Leave out the pictures and copy every record exactly.

* Start DATASET ROWS *

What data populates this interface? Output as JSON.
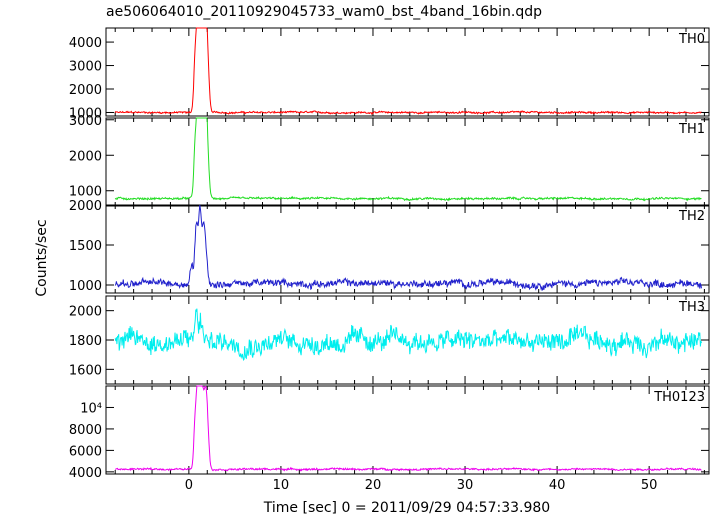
{
  "chart_data": {
    "type": "line",
    "title": "ae506064010_20110929045733_wam0_bst_4band_16bin.qdp",
    "xlabel": "Time [sec] 0 = 2011/09/29 04:57:33.980",
    "ylabel": "Counts/sec",
    "xlim": [
      -9,
      56.5
    ],
    "xticks": [
      0,
      10,
      20,
      30,
      40,
      50
    ],
    "grid": false,
    "panels": [
      {
        "name": "TH0",
        "color": "#ff0000",
        "ylim": [
          850,
          4600
        ],
        "yticks": [
          1000,
          2000,
          3000,
          4000
        ],
        "ytick_labels": [
          "1000",
          "2000",
          "3000",
          "4000"
        ],
        "baseline": 1000,
        "noise": 60,
        "peaks": [
          [
            0.7,
            2400
          ],
          [
            1.0,
            3650
          ],
          [
            1.3,
            2600
          ],
          [
            1.5,
            2000
          ],
          [
            1.7,
            2100
          ],
          [
            1.9,
            2650
          ],
          [
            2.1,
            1200
          ]
        ]
      },
      {
        "name": "TH1",
        "color": "#22dd22",
        "ylim": [
          570,
          3050
        ],
        "yticks": [
          1000,
          2000,
          3000
        ],
        "ytick_labels": [
          "1000",
          "2000",
          "3000"
        ],
        "baseline": 780,
        "noise": 45,
        "peaks": [
          [
            0.7,
            1500
          ],
          [
            1.0,
            2300
          ],
          [
            1.3,
            1800
          ],
          [
            1.5,
            1500
          ],
          [
            1.7,
            1450
          ],
          [
            1.9,
            1750
          ],
          [
            2.1,
            600
          ]
        ]
      },
      {
        "name": "TH2",
        "color": "#2222cc",
        "ylim": [
          900,
          2000
        ],
        "yticks": [
          1000,
          1500,
          2000
        ],
        "ytick_labels": [
          "1000",
          "1500",
          "2000"
        ],
        "baseline": 1020,
        "noise": 70,
        "peaks": [
          [
            0.3,
            250
          ],
          [
            0.8,
            700
          ],
          [
            1.2,
            950
          ],
          [
            1.6,
            700
          ],
          [
            1.9,
            350
          ]
        ]
      },
      {
        "name": "TH3",
        "color": "#00eeee",
        "ylim": [
          1500,
          2100
        ],
        "yticks": [
          1600,
          1800,
          2000
        ],
        "ytick_labels": [
          "1600",
          "1800",
          "2000"
        ],
        "baseline": 1790,
        "noise": 110,
        "peaks": [
          [
            0.8,
            200
          ],
          [
            1.3,
            150
          ]
        ]
      },
      {
        "name": "TH0123",
        "color": "#ee00ee",
        "ylim": [
          3800,
          12000
        ],
        "yticks": [
          4000,
          6000,
          8000,
          10000
        ],
        "ytick_labels": [
          "4000",
          "6000",
          "8000",
          "10⁴"
        ],
        "baseline": 4250,
        "noise": 130,
        "peaks": [
          [
            0.7,
            4500
          ],
          [
            1.0,
            7400
          ],
          [
            1.3,
            5200
          ],
          [
            1.5,
            3800
          ],
          [
            1.7,
            3500
          ],
          [
            1.9,
            5000
          ],
          [
            2.1,
            1800
          ]
        ]
      }
    ]
  }
}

* End DATASET ROWS *

**EXERCISE SOLUTION**
What data populates this interface? Output as JSON.
{
  "chart_data": {
    "type": "line",
    "title": "ae506064010_20110929045733_wam0_bst_4band_16bin.qdp",
    "xlabel": "Time [sec] 0 = 2011/09/29 04:57:33.980",
    "ylabel": "Counts/sec",
    "xlim": [
      -9,
      56.5
    ],
    "xticks": [
      0,
      10,
      20,
      30,
      40,
      50
    ],
    "grid": false,
    "panels": [
      {
        "name": "TH0",
        "color": "#ff0000",
        "ylim": [
          850,
          4600
        ],
        "yticks": [
          1000,
          2000,
          3000,
          4000
        ],
        "ytick_labels": [
          "1000",
          "2000",
          "3000",
          "4000"
        ],
        "baseline": 1000,
        "noise": 60,
        "peaks": [
          [
            0.7,
            2400
          ],
          [
            1.0,
            3650
          ],
          [
            1.3,
            2600
          ],
          [
            1.5,
            2000
          ],
          [
            1.7,
            2100
          ],
          [
            1.9,
            2650
          ],
          [
            2.1,
            1200
          ]
        ]
      },
      {
        "name": "TH1",
        "color": "#22dd22",
        "ylim": [
          570,
          3050
        ],
        "yticks": [
          1000,
          2000,
          3000
        ],
        "ytick_labels": [
          "1000",
          "2000",
          "3000"
        ],
        "baseline": 780,
        "noise": 45,
        "peaks": [
          [
            0.7,
            1500
          ],
          [
            1.0,
            2300
          ],
          [
            1.3,
            1800
          ],
          [
            1.5,
            1500
          ],
          [
            1.7,
            1450
          ],
          [
            1.9,
            1750
          ],
          [
            2.1,
            600
          ]
        ]
      },
      {
        "name": "TH2",
        "color": "#2222cc",
        "ylim": [
          900,
          2000
        ],
        "yticks": [
          1000,
          1500,
          2000
        ],
        "ytick_labels": [
          "1000",
          "1500",
          "2000"
        ],
        "baseline": 1020,
        "noise": 70,
        "peaks": [
          [
            0.3,
            250
          ],
          [
            0.8,
            700
          ],
          [
            1.2,
            950
          ],
          [
            1.6,
            700
          ],
          [
            1.9,
            350
          ]
        ]
      },
      {
        "name": "TH3",
        "color": "#00eeee",
        "ylim": [
          1500,
          2100
        ],
        "yticks": [
          1600,
          1800,
          2000
        ],
        "ytick_labels": [
          "1600",
          "1800",
          "2000"
        ],
        "baseline": 1790,
        "noise": 110,
        "peaks": [
          [
            0.8,
            200
          ],
          [
            1.3,
            150
          ]
        ]
      },
      {
        "name": "TH0123",
        "color": "#ee00ee",
        "ylim": [
          3800,
          12000
        ],
        "yticks": [
          4000,
          6000,
          8000,
          10000
        ],
        "ytick_labels": [
          "4000",
          "6000",
          "8000",
          "10⁴"
        ],
        "baseline": 4250,
        "noise": 130,
        "peaks": [
          [
            0.7,
            4500
          ],
          [
            1.0,
            7400
          ],
          [
            1.3,
            5200
          ],
          [
            1.5,
            3800
          ],
          [
            1.7,
            3500
          ],
          [
            1.9,
            5000
          ],
          [
            2.1,
            1800
          ]
        ]
      }
    ]
  }
}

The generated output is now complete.